Saved entries
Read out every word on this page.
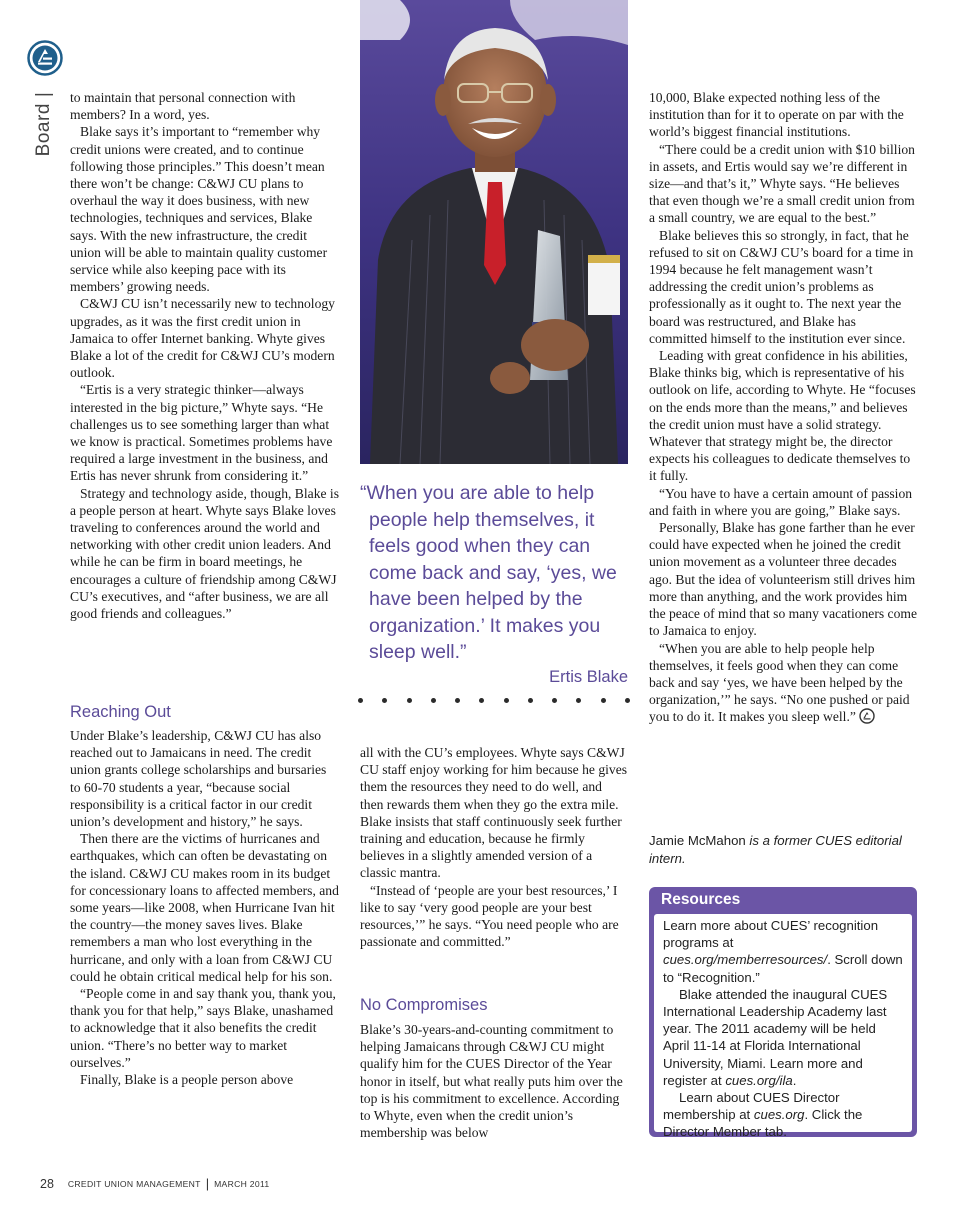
Board| to maintain that personal connection with members? In a word, yes.

Blake says it’s important to “remember why credit unions were created, and to continue following those principles.” This doesn’t mean there won’t be change: C&WJ CU plans to overhaul the way it does business, with new technologies, techniques and services, Blake says. With the new infrastructure, the credit union will be able to maintain quality customer service while also keeping pace with its members’ growing needs.

C&WJ CU isn’t necessarily new to technology upgrades, as it was the first credit union in Jamaica to offer Internet banking. Whyte gives Blake a lot of the credit for C&WJ CU’s modern outlook.

“Ertis is a very strategic thinker—always interested in the big picture,” Whyte says. “He challenges us to see something larger than what we know is practical. Sometimes problems have required a large investment in the business, and Ertis has never shrunk from considering it.”

Strategy and technology aside, though, Blake is a people person at heart. Whyte says Blake loves traveling to conferences around the world and networking with other credit union leaders. And while he can be firm in board meetings, he encourages a culture of friendship among C&WJ CU’s executives, and “after business, we are all good friends and colleagues.”

Reaching Out

Under Blake’s leadership, C&WJ CU has also reached out to Jamaicans in need. The credit union grants college scholarships and bursaries to 60-70 students a year, “because social responsibility is a critical factor in our credit union’s development and history,” he says.

Then there are the victims of hurricanes and earthquakes, which can often be devastating on the island. C&WJ CU makes room in its budget for concessionary loans to affected members, and some years—like 2008, when Hurricane Ivan hit the country—the money saves lives. Blake remembers a man who lost everything in the hurricane, and only with a loan from C&WJ CU could he obtain critical medical help for his son.

“People come in and say thank you, thank you, thank you for that help,” says Blake, unashamed to acknowledge that it also benefits the credit union. “There’s no better way to market ourselves.”

Finally, Blake is a people person above

“When you are able to help people help themselves, it feels good when they can come back and say, ‘yes, we have been helped by the organization.’ It makes you sleep well.”

Ertis Blake

all with the CU’s employees. Whyte says C&WJ CU staff enjoy working for him because he gives them the resources they need to do well, and then rewards them when they go the extra mile. Blake insists that staff continuously seek further training and education, because he firmly believes in a slightly amended version of a classic mantra.

“Instead of ‘people are your best resources,’ I like to say ‘very good people are your best resources,’” he says. “You need people who are passionate and committed.”

No Compromises

Blake’s 30-years-and-counting commitment to helping Jamaicans through C&WJ CU might qualify him for the CUES Director of the Year honor in itself, but what really puts him over the top is his commitment to excellence. According to Whyte, even when the credit union’s membership was below

10,000, Blake expected nothing less of the institution than for it to operate on par with the world’s biggest financial institutions.

“There could be a credit union with $10 billion in assets, and Ertis would say we’re different in size—and that’s it,” Whyte says. “He believes that even though we’re a small credit union from a small country, we are equal to the best.”

Blake believes this so strongly, in fact, that he refused to sit on C&WJ CU’s board for a time in 1994 because he felt management wasn’t addressing the credit union’s problems as professionally as it ought to. The next year the board was restructured, and Blake has committed himself to the institution ever since.

Leading with great confidence in his abilities, Blake thinks big, which is representative of his outlook on life, according to Whyte. He “focuses on the ends more than the means,” and believes the credit union must have a solid strategy. Whatever that strategy might be, the director expects his colleagues to dedicate themselves to it fully.

“You have to have a certain amount of passion and faith in where you are going,” Blake says.

Personally, Blake has gone farther than he ever could have expected when he joined the credit union movement as a volunteer three decades ago. But the idea of volunteerism still drives him more than anything, and the work provides him the peace of mind that so many vacationers come to Jamaica to enjoy.

“When you are able to help people help themselves, it feels good when they can come back and say ‘yes, we have been helped by the organization,’” he says. “No one pushed or paid you to do it. It makes you sleep well.”

Jamie McMahon is a former CUES editorial intern.
Resources

Learn more about CUES’ recognition programs at cues.org/memberresources/. Scroll down to “Recognition.”

Blake attended the inaugural CUES International Leadership Academy last year. The 2011 academy will be held April 11-14 at Florida International University, Miami. Learn more and register at cues.org/ila.

Learn about CUES Director membership at cues.org. Click the Director Member tab.

28 CREDIT UNION MANAGEMENT | MARCH 2011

GOAL
Omitting all images, print the listing exactly.

RESULT OF THIS TASK
Read out every word on this page.
Board| to maintain that personal connection with members? In a word, yes.

Blake says it’s important to “remember why credit unions were created, and to continue following those principles.” This doesn’t mean there won’t be change: C&WJ CU plans to overhaul the way it does business, with new technologies, techniques and services, Blake says. With the new infrastructure, the credit union will be able to maintain quality customer service while also keeping pace with its members’ growing needs.

C&WJ CU isn’t necessarily new to technology upgrades, as it was the first credit union in Jamaica to offer Internet banking. Whyte gives Blake a lot of the credit for C&WJ CU’s modern outlook.

“Ertis is a very strategic thinker—always interested in the big picture,” Whyte says. “He challenges us to see something larger than what we know is practical. Sometimes problems have required a large investment in the business, and Ertis has never shrunk from considering it.”

Strategy and technology aside, though, Blake is a people person at heart. Whyte says Blake loves traveling to conferences around the world and networking with other credit union leaders. And while he can be firm in board meetings, he encourages a culture of friendship among C&WJ CU’s executives, and “after business, we are all good friends and colleagues.”

Reaching Out

Under Blake’s leadership, C&WJ CU has also reached out to Jamaicans in need. The credit union grants college scholarships and bursaries to 60-70 students a year, “because social responsibility is a critical factor in our credit union’s development and history,” he says.

Then there are the victims of hurricanes and earthquakes, which can often be devastating on the island. C&WJ CU makes room in its budget for concessionary loans to affected members, and some years—like 2008, when Hurricane Ivan hit the country—the money saves lives. Blake remembers a man who lost everything in the hurricane, and only with a loan from C&WJ CU could he obtain critical medical help for his son.

“People come in and say thank you, thank you, thank you for that help,” says Blake, unashamed to acknowledge that it also benefits the credit union. “There’s no better way to market ourselves.”

Finally, Blake is a people person above

“When you are able to help people help themselves, it feels good when they can come back and say, ‘yes, we have been helped by the organization.’ It makes you sleep well.”

Ertis Blake

all with the CU’s employees. Whyte says C&WJ CU staff enjoy working for him because he gives them the resources they need to do well, and then rewards them when they go the extra mile. Blake insists that staff continuously seek further training and education, because he firmly believes in a slightly amended version of a classic mantra.

“Instead of ‘people are your best resources,’ I like to say ‘very good people are your best resources,’” he says. “You need people who are passionate and committed.”

No Compromises

Blake’s 30-years-and-counting commitment to helping Jamaicans through C&WJ CU might qualify him for the CUES Director of the Year honor in itself, but what really puts him over the top is his commitment to excellence. According to Whyte, even when the credit union’s membership was below

10,000, Blake expected nothing less of the institution than for it to operate on par with the world’s biggest financial institutions.

“There could be a credit union with $10 billion in assets, and Ertis would say we’re different in size—and that’s it,” Whyte says. “He believes that even though we’re a small credit union from a small country, we are equal to the best.”

Blake believes this so strongly, in fact, that he refused to sit on C&WJ CU’s board for a time in 1994 because he felt management wasn’t addressing the credit union’s problems as professionally as it ought to. The next year the board was restructured, and Blake has committed himself to the institution ever since.

Leading with great confidence in his abilities, Blake thinks big, which is representative of his outlook on life, according to Whyte. He “focuses on the ends more than the means,” and believes the credit union must have a solid strategy. Whatever that strategy might be, the director expects his colleagues to dedicate themselves to it fully.

“You have to have a certain amount of passion and faith in where you are going,” Blake says.

Personally, Blake has gone farther than he ever could have expected when he joined the credit union movement as a volunteer three decades ago. But the idea of volunteerism still drives him more than anything, and the work provides him the peace of mind that so many vacationers come to Jamaica to enjoy.

“When you are able to help people help themselves, it feels good when they can come back and say ‘yes, we have been helped by the organization,’” he says. “No one pushed or paid you to do it. It makes you sleep well.”

Jamie McMahon is a former CUES editorial intern.
Resources

Learn more about CUES’ recognition programs at cues.org/memberresources/. Scroll down to “Recognition.”

Blake attended the inaugural CUES International Leadership Academy last year. The 2011 academy will be held April 11-14 at Florida International University, Miami. Learn more and register at cues.org/ila.

Learn about CUES Director membership at cues.org. Click the Director Member tab.

28 CREDIT UNION MANAGEMENT | MARCH 2011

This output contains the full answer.